* start Data shown *
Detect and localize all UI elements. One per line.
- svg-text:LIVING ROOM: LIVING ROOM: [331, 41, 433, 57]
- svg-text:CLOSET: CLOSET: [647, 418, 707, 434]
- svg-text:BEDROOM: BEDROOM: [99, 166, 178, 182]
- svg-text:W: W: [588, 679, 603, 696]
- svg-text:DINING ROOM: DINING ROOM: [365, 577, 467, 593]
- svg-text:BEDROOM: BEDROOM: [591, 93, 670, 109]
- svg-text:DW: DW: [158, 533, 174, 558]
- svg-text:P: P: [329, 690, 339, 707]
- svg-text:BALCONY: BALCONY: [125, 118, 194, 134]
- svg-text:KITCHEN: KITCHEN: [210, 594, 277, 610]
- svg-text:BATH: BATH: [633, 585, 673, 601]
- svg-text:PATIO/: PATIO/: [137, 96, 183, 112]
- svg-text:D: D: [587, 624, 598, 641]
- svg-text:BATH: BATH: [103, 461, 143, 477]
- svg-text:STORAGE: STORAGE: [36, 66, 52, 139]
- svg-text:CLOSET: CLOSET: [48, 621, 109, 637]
* end Data shown *
**Required task**
Put each line of the item above into a JSON array of strings, one string per line, with blank lines omitted.

**Full answer**
[
  "Detect and localize all UI elements. One per line.",
  "- svg-text:LIVING ROOM: LIVING ROOM: [331, 41, 433, 57]",
  "- svg-text:CLOSET: CLOSET: [647, 418, 707, 434]",
  "- svg-text:BEDROOM: BEDROOM: [99, 166, 178, 182]",
  "- svg-text:W: W: [588, 679, 603, 696]",
  "- svg-text:DINING ROOM: DINING ROOM: [365, 577, 467, 593]",
  "- svg-text:BEDROOM: BEDROOM: [591, 93, 670, 109]",
  "- svg-text:DW: DW: [158, 533, 174, 558]",
  "- svg-text:P: P: [329, 690, 339, 707]",
  "- svg-text:BALCONY: BALCONY: [125, 118, 194, 134]",
  "- svg-text:KITCHEN: KITCHEN: [210, 594, 277, 610]",
  "- svg-text:BATH: BATH: [633, 585, 673, 601]",
  "- svg-text:PATIO/: PATIO/: [137, 96, 183, 112]",
  "- svg-text:D: D: [587, 624, 598, 641]",
  "- svg-text:BATH: BATH: [103, 461, 143, 477]",
  "- svg-text:STORAGE: STORAGE: [36, 66, 52, 139]",
  "- svg-text:CLOSET: CLOSET: [48, 621, 109, 637]"
]